§ Work to complete: Give the listing again character for character, but drop the images.

§ Supplied material:
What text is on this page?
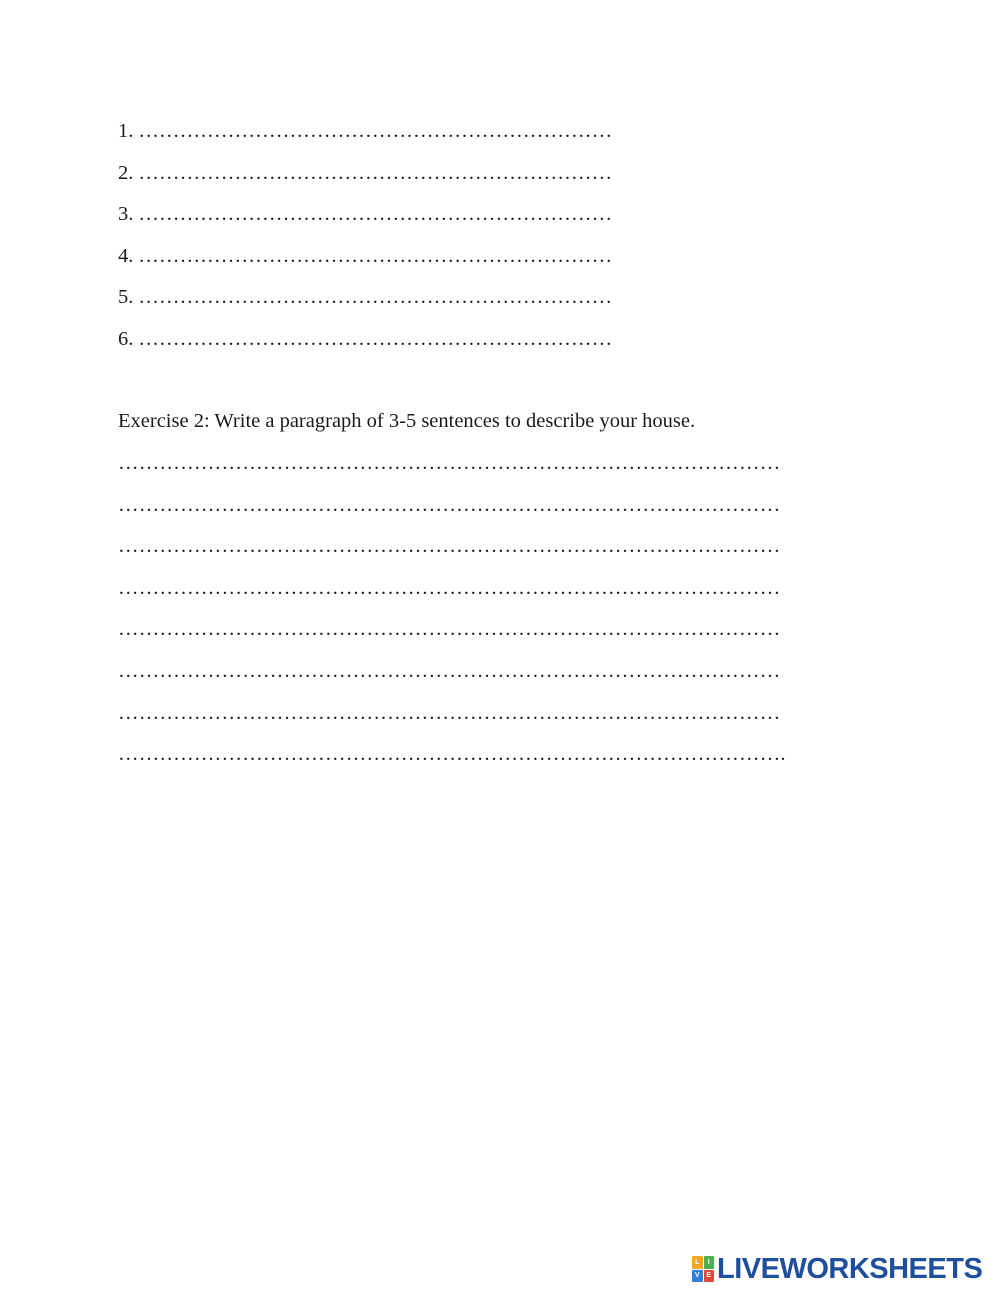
1. ……………………………………………………………
2. ……………………………………………………………
3. ……………………………………………………………
4. ……………………………………………………………
5. ……………………………………………………………
6. ……………………………………………………………
Exercise 2: Write a paragraph of 3-5 sentences to describe your house.
……………………………………………………………………………………
……………………………………………………………………………………
……………………………………………………………………………………
……………………………………………………………………………………
……………………………………………………………………………………
……………………………………………………………………………………
……………………………………………………………………………………
…………………………………………………………………………………….
L	I
V E LIVEWORKSHEETS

§ Output for this task:
What text is on this page?
1. ……………………………………………………………
2. ……………………………………………………………
3. ……………………………………………………………
4. ……………………………………………………………
5. ……………………………………………………………
6. ……………………………………………………………
Exercise 2: Write a paragraph of 3-5 sentences to describe your house.
……………………………………………………………………………………
……………………………………………………………………………………
……………………………………………………………………………………
……………………………………………………………………………………
……………………………………………………………………………………
……………………………………………………………………………………
……………………………………………………………………………………
…………………………………………………………………………………….
L	I
V E LIVEWORKSHEETS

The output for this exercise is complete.